"""

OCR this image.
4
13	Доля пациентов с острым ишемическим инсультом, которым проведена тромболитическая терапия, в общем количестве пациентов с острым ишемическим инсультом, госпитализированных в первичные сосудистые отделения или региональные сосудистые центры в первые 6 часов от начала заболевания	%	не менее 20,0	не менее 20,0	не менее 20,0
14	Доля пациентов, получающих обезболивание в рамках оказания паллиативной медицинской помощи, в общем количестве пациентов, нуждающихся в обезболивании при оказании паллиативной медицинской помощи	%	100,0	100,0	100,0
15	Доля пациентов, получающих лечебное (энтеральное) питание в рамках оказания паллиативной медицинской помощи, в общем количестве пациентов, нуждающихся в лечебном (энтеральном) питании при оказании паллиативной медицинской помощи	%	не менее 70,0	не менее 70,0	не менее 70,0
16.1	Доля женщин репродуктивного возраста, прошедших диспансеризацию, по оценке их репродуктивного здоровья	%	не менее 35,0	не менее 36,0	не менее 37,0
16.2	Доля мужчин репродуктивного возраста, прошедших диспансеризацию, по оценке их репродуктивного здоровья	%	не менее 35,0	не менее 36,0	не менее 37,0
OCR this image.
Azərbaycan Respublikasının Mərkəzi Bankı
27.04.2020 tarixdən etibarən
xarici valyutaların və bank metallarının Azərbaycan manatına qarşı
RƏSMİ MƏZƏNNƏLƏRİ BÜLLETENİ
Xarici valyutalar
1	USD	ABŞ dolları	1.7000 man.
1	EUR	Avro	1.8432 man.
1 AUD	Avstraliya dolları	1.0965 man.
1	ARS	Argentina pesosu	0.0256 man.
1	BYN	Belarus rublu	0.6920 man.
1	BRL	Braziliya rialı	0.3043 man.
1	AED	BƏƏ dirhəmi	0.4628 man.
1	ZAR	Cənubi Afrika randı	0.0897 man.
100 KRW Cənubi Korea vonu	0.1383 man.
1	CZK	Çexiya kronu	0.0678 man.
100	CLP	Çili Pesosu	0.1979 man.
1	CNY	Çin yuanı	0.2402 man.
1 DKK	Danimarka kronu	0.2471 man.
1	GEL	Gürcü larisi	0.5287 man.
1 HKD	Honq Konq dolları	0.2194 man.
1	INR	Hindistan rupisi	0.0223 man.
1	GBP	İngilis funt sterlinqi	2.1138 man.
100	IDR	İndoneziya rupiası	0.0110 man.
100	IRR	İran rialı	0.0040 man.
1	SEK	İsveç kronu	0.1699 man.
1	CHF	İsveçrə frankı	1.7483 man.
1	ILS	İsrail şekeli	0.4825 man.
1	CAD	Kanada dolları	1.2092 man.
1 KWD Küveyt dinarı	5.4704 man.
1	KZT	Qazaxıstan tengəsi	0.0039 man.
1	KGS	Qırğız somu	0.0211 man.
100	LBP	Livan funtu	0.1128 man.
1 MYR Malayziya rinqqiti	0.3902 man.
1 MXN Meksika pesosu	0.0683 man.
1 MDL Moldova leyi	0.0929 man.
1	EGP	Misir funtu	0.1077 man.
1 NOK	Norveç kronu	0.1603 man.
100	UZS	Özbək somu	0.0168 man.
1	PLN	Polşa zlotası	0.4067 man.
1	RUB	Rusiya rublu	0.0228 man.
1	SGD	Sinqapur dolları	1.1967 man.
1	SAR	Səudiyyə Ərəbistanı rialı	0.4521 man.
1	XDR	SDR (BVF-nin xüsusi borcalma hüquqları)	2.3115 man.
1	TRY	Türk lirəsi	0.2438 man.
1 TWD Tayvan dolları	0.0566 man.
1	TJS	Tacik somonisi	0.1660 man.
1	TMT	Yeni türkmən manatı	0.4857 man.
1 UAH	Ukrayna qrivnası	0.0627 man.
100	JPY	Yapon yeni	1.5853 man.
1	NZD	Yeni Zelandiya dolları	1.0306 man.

"""

_AIM_. Take each line of the material that contains the word "оценке" and list it.

_RESULT OF THE EXERCISE_.
16.1	Доля женщин репродуктивного возраста, прошедших диспансеризацию, по оценке их репродуктивного здоровья	%	не менее 35,0	не менее 36,0	не менее 37,0
16.2	Доля мужчин репродуктивного возраста, прошедших диспансеризацию, по оценке их репродуктивного здоровья	%	не менее 35,0	не менее 36,0	не менее 37,0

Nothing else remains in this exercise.